Extracted information>
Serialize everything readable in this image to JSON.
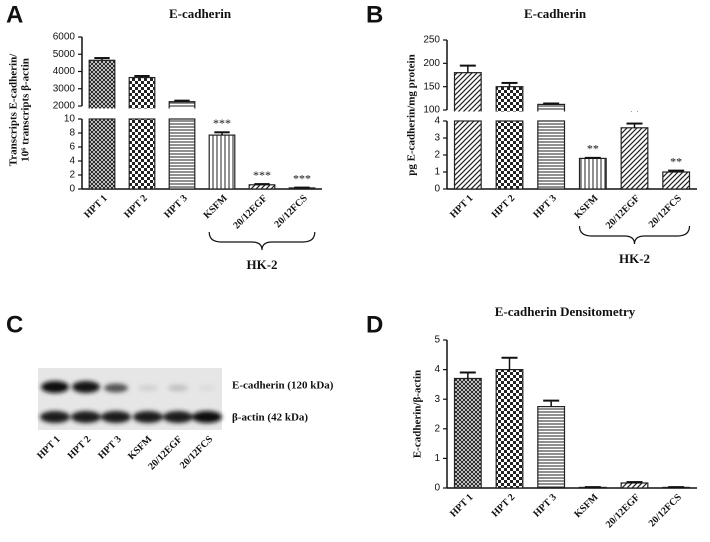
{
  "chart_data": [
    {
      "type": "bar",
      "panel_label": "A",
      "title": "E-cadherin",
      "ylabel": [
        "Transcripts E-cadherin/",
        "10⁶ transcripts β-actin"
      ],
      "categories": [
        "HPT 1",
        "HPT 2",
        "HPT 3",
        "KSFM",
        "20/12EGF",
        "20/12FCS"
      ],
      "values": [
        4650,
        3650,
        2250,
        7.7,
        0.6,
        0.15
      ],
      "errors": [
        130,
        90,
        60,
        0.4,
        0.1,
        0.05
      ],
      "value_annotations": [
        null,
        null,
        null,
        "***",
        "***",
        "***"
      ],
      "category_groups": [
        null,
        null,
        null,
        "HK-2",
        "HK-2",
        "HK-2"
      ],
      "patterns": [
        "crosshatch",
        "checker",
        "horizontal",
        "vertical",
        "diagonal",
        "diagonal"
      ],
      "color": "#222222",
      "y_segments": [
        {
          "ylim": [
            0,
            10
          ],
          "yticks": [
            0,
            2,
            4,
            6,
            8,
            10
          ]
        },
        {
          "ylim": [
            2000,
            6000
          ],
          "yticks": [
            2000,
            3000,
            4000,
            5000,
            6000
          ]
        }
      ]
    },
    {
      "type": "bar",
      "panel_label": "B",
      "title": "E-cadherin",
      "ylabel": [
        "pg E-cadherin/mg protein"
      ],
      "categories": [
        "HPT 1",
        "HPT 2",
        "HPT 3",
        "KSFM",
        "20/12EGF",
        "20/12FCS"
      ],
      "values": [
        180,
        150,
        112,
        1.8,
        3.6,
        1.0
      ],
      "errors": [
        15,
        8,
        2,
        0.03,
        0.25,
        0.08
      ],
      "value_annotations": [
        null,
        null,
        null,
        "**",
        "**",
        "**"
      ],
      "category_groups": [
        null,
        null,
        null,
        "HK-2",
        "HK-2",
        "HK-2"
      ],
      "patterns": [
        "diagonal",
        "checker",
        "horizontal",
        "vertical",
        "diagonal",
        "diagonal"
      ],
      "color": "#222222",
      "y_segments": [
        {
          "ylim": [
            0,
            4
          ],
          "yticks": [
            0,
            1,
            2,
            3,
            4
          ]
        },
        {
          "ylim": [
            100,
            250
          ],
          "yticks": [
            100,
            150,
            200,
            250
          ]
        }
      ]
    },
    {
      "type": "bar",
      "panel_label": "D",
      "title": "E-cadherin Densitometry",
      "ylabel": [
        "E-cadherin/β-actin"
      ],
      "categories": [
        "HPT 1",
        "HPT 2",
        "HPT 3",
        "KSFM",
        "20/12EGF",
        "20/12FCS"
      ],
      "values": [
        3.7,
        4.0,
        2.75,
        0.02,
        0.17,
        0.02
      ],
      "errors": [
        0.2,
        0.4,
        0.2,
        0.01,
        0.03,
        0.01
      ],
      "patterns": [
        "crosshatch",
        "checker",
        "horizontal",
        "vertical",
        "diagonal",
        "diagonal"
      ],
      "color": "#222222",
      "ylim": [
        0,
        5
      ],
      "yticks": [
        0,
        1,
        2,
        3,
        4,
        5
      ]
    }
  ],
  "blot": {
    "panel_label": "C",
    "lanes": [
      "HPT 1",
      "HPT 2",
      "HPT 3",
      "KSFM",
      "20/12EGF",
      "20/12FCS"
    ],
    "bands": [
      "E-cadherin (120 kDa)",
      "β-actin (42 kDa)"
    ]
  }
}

What is being asked>
The entries are to be written out again exactly, without their pictures.

Exercise response>
Serialize everything readable in this image to JSON.
{
  "chart_data": [
    {
      "type": "bar",
      "panel_label": "A",
      "title": "E-cadherin",
      "ylabel": [
        "Transcripts E-cadherin/",
        "10⁶ transcripts β-actin"
      ],
      "categories": [
        "HPT 1",
        "HPT 2",
        "HPT 3",
        "KSFM",
        "20/12EGF",
        "20/12FCS"
      ],
      "values": [
        4650,
        3650,
        2250,
        7.7,
        0.6,
        0.15
      ],
      "errors": [
        130,
        90,
        60,
        0.4,
        0.1,
        0.05
      ],
      "value_annotations": [
        null,
        null,
        null,
        "***",
        "***",
        "***"
      ],
      "category_groups": [
        null,
        null,
        null,
        "HK-2",
        "HK-2",
        "HK-2"
      ],
      "patterns": [
        "crosshatch",
        "checker",
        "horizontal",
        "vertical",
        "diagonal",
        "diagonal"
      ],
      "color": "#222222",
      "y_segments": [
        {
          "ylim": [
            0,
            10
          ],
          "yticks": [
            0,
            2,
            4,
            6,
            8,
            10
          ]
        },
        {
          "ylim": [
            2000,
            6000
          ],
          "yticks": [
            2000,
            3000,
            4000,
            5000,
            6000
          ]
        }
      ]
    },
    {
      "type": "bar",
      "panel_label": "B",
      "title": "E-cadherin",
      "ylabel": [
        "pg E-cadherin/mg protein"
      ],
      "categories": [
        "HPT 1",
        "HPT 2",
        "HPT 3",
        "KSFM",
        "20/12EGF",
        "20/12FCS"
      ],
      "values": [
        180,
        150,
        112,
        1.8,
        3.6,
        1.0
      ],
      "errors": [
        15,
        8,
        2,
        0.03,
        0.25,
        0.08
      ],
      "value_annotations": [
        null,
        null,
        null,
        "**",
        "**",
        "**"
      ],
      "category_groups": [
        null,
        null,
        null,
        "HK-2",
        "HK-2",
        "HK-2"
      ],
      "patterns": [
        "diagonal",
        "checker",
        "horizontal",
        "vertical",
        "diagonal",
        "diagonal"
      ],
      "color": "#222222",
      "y_segments": [
        {
          "ylim": [
            0,
            4
          ],
          "yticks": [
            0,
            1,
            2,
            3,
            4
          ]
        },
        {
          "ylim": [
            100,
            250
          ],
          "yticks": [
            100,
            150,
            200,
            250
          ]
        }
      ]
    },
    {
      "type": "bar",
      "panel_label": "D",
      "title": "E-cadherin Densitometry",
      "ylabel": [
        "E-cadherin/β-actin"
      ],
      "categories": [
        "HPT 1",
        "HPT 2",
        "HPT 3",
        "KSFM",
        "20/12EGF",
        "20/12FCS"
      ],
      "values": [
        3.7,
        4.0,
        2.75,
        0.02,
        0.17,
        0.02
      ],
      "errors": [
        0.2,
        0.4,
        0.2,
        0.01,
        0.03,
        0.01
      ],
      "patterns": [
        "crosshatch",
        "checker",
        "horizontal",
        "vertical",
        "diagonal",
        "diagonal"
      ],
      "color": "#222222",
      "ylim": [
        0,
        5
      ],
      "yticks": [
        0,
        1,
        2,
        3,
        4,
        5
      ]
    }
  ],
  "blot": {
    "panel_label": "C",
    "lanes": [
      "HPT 1",
      "HPT 2",
      "HPT 3",
      "KSFM",
      "20/12EGF",
      "20/12FCS"
    ],
    "bands": [
      "E-cadherin (120 kDa)",
      "β-actin (42 kDa)"
    ]
  }
}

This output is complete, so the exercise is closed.